GIVEN TASK: Search the data below for "ffffff"; list each line that holds it.

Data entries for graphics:
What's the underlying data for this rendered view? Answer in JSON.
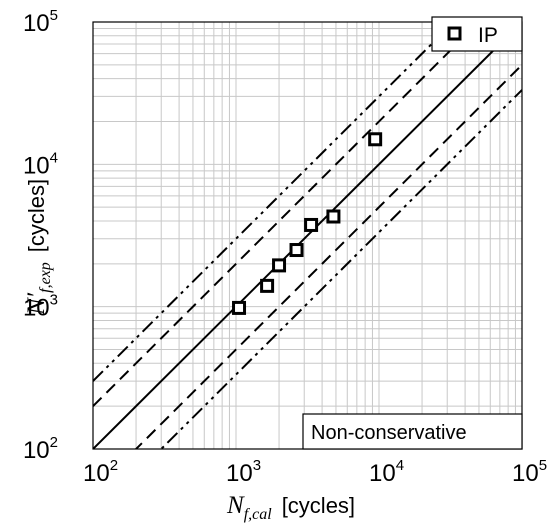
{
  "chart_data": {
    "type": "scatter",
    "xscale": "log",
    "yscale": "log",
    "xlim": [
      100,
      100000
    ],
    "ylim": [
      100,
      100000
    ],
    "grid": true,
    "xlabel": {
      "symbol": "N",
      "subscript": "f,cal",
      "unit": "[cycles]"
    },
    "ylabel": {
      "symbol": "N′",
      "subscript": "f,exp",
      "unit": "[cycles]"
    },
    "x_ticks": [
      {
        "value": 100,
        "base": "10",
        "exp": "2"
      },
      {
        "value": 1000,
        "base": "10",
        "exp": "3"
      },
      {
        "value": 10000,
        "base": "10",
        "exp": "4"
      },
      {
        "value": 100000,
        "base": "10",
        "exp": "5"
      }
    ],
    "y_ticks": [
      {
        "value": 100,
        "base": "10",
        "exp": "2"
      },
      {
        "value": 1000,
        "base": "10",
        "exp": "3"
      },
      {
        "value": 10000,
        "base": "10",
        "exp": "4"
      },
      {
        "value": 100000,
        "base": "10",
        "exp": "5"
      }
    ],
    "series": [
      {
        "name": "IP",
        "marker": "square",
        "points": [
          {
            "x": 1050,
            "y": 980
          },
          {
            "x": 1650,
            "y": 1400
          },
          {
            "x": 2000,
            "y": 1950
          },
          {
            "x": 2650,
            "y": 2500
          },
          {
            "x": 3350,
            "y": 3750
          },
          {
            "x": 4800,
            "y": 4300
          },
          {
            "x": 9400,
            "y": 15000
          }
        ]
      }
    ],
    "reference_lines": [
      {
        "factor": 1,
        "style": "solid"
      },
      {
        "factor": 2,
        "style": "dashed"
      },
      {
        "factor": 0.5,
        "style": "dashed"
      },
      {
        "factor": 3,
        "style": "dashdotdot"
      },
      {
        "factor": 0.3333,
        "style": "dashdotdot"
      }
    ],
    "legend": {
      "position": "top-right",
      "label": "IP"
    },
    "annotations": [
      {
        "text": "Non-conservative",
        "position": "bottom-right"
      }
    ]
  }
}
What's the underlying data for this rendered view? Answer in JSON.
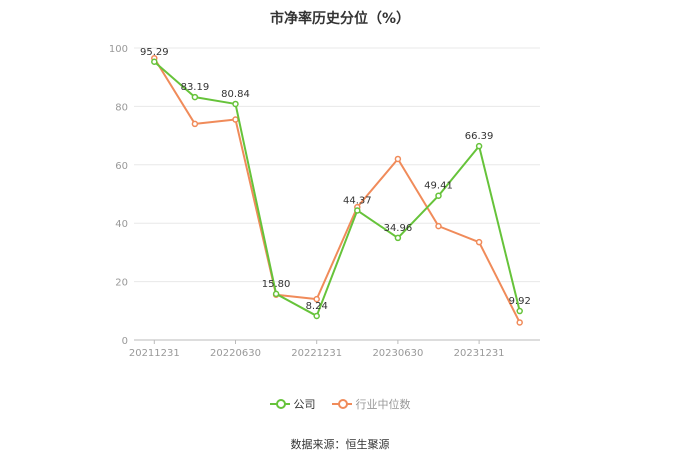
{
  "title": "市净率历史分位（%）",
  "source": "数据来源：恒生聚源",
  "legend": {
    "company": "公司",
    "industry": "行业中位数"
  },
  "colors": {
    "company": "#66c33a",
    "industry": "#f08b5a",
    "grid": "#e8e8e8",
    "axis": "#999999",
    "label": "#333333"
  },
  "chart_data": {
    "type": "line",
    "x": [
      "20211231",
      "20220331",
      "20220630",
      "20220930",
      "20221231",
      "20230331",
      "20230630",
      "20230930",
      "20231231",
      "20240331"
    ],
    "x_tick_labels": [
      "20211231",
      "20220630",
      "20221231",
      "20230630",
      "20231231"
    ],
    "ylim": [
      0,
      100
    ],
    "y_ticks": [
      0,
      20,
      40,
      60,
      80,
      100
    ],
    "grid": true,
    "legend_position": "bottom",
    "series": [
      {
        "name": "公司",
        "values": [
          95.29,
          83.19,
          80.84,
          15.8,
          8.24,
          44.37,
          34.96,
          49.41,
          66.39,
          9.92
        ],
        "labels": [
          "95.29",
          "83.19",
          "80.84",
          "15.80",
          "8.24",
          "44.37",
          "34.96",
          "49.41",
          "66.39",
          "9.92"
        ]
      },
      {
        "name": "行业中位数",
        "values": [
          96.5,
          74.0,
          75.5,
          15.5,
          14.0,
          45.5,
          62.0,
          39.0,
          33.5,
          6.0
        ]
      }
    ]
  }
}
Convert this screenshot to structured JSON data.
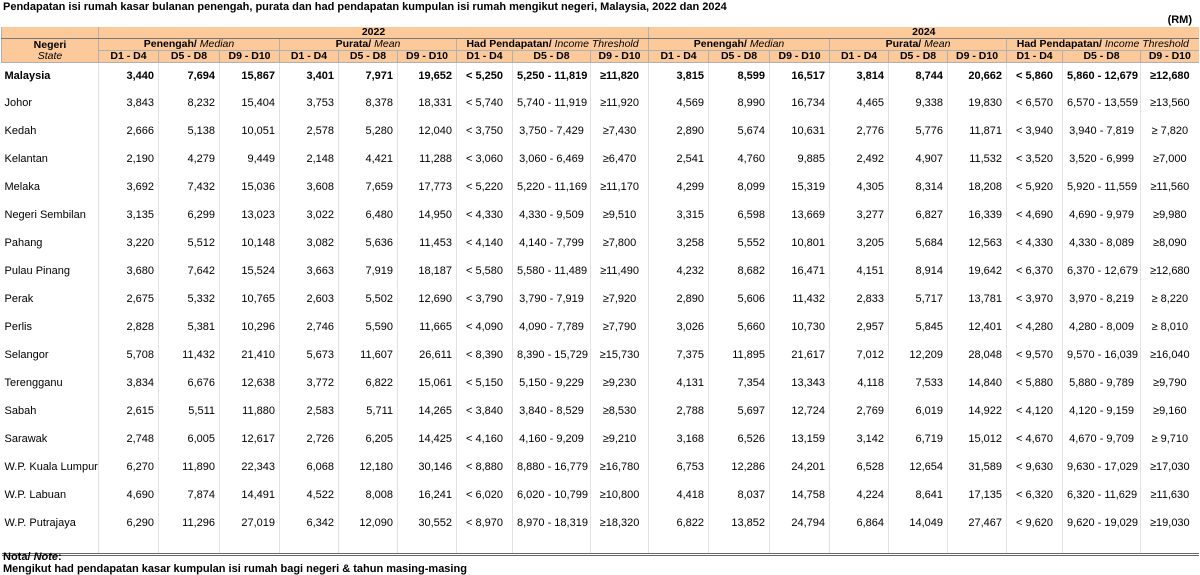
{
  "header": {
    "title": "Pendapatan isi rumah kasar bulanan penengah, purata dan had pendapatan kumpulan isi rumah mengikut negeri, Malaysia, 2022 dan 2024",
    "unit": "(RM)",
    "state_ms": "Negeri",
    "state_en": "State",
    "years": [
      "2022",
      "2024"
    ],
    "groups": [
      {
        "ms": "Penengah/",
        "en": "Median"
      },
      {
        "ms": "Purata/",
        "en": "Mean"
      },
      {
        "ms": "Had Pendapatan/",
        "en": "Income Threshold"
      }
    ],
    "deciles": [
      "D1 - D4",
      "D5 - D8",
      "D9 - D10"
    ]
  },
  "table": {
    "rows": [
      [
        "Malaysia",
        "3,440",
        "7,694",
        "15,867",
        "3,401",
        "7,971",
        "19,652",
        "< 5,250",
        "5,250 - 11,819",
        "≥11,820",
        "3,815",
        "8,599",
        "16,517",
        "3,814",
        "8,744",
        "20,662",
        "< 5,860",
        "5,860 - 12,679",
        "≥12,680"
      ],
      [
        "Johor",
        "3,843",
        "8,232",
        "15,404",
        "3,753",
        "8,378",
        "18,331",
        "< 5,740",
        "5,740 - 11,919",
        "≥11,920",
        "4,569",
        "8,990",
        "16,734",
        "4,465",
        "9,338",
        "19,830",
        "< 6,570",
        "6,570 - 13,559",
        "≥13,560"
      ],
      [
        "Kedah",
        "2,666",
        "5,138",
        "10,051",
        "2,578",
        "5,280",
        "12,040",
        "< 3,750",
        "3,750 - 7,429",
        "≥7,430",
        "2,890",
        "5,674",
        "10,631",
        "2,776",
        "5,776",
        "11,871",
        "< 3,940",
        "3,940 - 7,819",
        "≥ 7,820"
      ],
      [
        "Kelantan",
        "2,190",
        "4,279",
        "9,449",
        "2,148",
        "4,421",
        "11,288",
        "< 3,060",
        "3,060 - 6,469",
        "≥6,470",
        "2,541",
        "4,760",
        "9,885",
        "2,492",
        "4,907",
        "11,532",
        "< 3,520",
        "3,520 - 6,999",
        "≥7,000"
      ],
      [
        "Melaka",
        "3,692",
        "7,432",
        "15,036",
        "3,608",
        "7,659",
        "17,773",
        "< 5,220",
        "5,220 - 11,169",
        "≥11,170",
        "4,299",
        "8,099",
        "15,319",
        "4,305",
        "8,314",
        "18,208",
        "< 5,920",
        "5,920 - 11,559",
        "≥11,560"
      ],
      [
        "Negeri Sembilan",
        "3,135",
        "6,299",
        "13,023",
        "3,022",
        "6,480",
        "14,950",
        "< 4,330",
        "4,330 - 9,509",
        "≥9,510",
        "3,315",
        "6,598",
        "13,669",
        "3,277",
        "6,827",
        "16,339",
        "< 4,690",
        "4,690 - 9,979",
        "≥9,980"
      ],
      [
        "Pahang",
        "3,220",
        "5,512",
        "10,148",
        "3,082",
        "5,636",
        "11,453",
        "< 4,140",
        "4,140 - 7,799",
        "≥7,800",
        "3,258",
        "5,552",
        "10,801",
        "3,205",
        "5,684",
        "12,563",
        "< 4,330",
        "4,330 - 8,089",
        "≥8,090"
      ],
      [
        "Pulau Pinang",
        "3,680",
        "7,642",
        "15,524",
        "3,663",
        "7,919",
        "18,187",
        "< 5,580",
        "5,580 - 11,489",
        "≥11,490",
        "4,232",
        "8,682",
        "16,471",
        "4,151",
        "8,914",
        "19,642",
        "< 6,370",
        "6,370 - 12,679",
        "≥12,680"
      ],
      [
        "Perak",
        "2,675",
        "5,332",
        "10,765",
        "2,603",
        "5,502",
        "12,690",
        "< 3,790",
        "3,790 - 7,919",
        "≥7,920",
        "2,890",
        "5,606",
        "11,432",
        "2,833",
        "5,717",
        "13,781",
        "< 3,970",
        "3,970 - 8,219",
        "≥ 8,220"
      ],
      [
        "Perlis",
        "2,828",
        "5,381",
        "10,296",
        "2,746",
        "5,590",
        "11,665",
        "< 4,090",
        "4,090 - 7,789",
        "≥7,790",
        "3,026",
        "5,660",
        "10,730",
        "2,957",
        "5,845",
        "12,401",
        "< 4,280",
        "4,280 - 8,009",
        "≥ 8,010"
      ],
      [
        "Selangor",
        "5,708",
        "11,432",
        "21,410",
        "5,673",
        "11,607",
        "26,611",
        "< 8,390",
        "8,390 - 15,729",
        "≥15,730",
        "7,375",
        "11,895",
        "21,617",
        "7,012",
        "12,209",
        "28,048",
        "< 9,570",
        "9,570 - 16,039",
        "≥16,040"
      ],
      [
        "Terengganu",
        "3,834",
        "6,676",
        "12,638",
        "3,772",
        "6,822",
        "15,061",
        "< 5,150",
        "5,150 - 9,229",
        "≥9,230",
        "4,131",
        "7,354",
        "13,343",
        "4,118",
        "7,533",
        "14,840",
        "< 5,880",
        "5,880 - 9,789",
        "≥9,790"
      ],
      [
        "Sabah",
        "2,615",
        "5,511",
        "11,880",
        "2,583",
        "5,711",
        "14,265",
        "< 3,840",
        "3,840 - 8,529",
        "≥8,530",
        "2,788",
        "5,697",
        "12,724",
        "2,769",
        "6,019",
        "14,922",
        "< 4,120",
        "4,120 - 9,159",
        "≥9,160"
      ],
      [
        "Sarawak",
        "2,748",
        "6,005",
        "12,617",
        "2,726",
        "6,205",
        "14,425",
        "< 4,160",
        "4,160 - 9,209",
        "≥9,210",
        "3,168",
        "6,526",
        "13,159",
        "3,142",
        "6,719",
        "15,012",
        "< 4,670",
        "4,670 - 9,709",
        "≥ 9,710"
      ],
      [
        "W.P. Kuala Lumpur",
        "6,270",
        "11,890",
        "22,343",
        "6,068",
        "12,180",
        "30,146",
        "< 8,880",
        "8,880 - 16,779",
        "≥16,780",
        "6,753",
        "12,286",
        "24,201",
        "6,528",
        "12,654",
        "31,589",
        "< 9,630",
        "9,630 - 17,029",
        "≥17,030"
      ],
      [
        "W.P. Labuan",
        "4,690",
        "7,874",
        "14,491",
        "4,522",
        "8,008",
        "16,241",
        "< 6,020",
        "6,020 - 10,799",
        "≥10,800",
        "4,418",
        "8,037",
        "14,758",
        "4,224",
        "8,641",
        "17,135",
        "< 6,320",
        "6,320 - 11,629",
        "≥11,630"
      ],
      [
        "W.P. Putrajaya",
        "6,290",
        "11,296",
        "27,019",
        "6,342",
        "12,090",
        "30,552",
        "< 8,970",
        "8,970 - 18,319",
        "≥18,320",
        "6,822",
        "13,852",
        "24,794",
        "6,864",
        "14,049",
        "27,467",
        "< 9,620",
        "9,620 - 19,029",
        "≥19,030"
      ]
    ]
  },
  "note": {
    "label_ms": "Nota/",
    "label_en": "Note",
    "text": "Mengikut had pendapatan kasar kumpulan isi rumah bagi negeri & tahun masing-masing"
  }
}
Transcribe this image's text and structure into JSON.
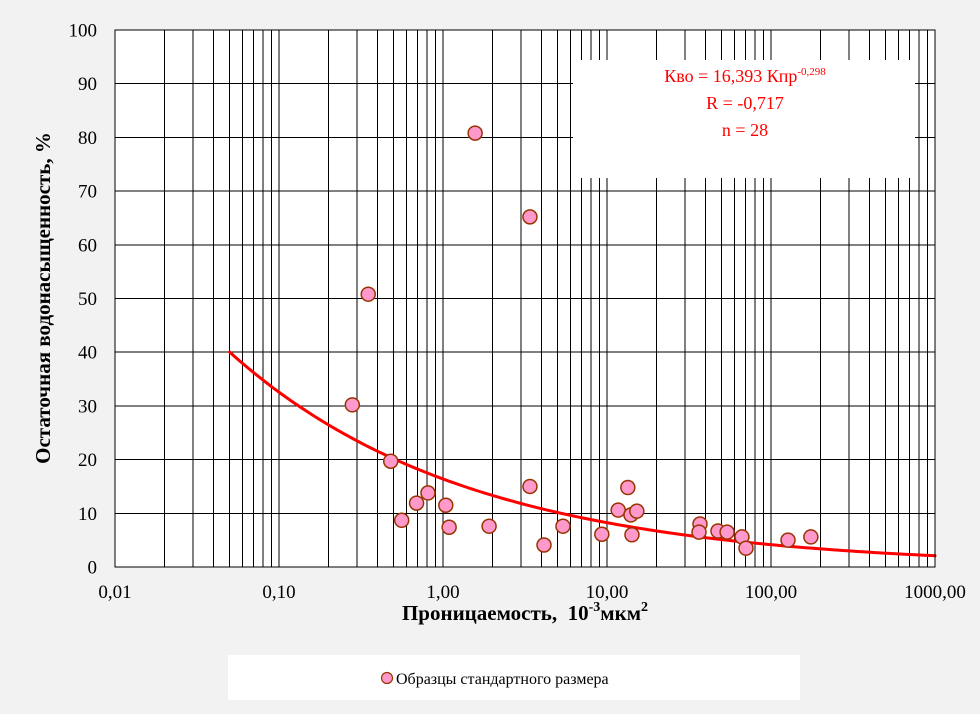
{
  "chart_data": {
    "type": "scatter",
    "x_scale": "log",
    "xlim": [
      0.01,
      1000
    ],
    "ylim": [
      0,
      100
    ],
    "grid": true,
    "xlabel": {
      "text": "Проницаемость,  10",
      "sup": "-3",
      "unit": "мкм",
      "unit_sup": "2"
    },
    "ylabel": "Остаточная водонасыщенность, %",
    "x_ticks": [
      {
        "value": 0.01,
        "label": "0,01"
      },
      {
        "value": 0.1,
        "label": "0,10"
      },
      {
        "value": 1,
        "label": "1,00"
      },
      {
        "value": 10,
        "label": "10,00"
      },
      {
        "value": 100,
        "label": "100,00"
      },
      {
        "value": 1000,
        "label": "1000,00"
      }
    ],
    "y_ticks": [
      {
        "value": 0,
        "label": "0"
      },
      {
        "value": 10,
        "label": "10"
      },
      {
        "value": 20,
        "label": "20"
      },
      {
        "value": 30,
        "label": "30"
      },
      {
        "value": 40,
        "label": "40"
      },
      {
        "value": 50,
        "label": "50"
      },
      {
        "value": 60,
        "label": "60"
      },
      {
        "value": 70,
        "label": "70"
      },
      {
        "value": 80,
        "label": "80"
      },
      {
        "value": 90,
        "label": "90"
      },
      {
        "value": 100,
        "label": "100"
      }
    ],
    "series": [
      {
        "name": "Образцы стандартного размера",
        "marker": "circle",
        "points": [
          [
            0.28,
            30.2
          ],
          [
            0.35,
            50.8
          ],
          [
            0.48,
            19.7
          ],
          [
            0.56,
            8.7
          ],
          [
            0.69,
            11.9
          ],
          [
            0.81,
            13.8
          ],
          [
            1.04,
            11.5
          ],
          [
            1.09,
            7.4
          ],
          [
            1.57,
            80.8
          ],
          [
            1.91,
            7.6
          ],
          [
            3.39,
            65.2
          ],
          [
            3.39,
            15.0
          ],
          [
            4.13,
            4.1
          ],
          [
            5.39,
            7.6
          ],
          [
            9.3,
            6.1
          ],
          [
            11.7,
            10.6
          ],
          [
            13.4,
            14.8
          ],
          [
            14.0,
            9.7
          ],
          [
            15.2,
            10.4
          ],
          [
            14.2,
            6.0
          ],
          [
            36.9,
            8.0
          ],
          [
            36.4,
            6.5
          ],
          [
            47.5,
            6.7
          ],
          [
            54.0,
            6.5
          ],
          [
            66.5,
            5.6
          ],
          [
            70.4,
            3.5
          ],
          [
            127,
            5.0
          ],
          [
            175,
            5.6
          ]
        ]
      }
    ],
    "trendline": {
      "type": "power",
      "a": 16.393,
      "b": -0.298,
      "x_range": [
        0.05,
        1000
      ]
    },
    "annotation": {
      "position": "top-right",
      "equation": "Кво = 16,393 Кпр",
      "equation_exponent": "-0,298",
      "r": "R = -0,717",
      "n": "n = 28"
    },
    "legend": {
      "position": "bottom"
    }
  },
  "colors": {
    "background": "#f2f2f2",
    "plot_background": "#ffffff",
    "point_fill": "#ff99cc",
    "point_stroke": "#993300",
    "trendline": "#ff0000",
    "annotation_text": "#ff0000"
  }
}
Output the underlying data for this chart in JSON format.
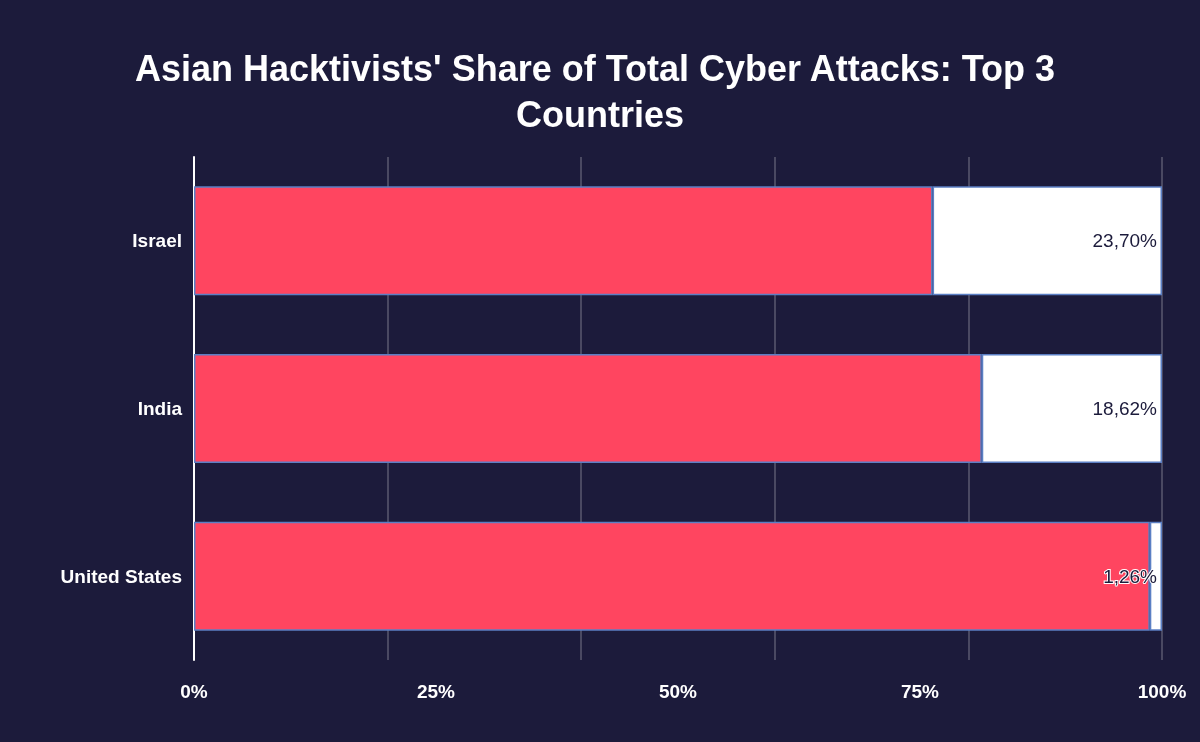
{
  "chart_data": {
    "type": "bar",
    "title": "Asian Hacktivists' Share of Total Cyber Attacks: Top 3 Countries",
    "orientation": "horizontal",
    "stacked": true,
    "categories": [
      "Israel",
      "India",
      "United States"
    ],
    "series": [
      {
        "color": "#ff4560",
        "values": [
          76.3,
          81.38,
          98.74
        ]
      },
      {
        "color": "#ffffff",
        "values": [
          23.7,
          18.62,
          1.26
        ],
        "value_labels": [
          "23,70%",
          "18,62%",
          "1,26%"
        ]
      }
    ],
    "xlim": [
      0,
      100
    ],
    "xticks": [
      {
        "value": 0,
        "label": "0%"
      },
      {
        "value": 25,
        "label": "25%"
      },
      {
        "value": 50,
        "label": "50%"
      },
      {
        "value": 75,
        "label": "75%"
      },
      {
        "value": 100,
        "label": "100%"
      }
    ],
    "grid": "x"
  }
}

TASK RESPONSE:
    "plot_background": "#ffffff",
        "color": "#ffffff",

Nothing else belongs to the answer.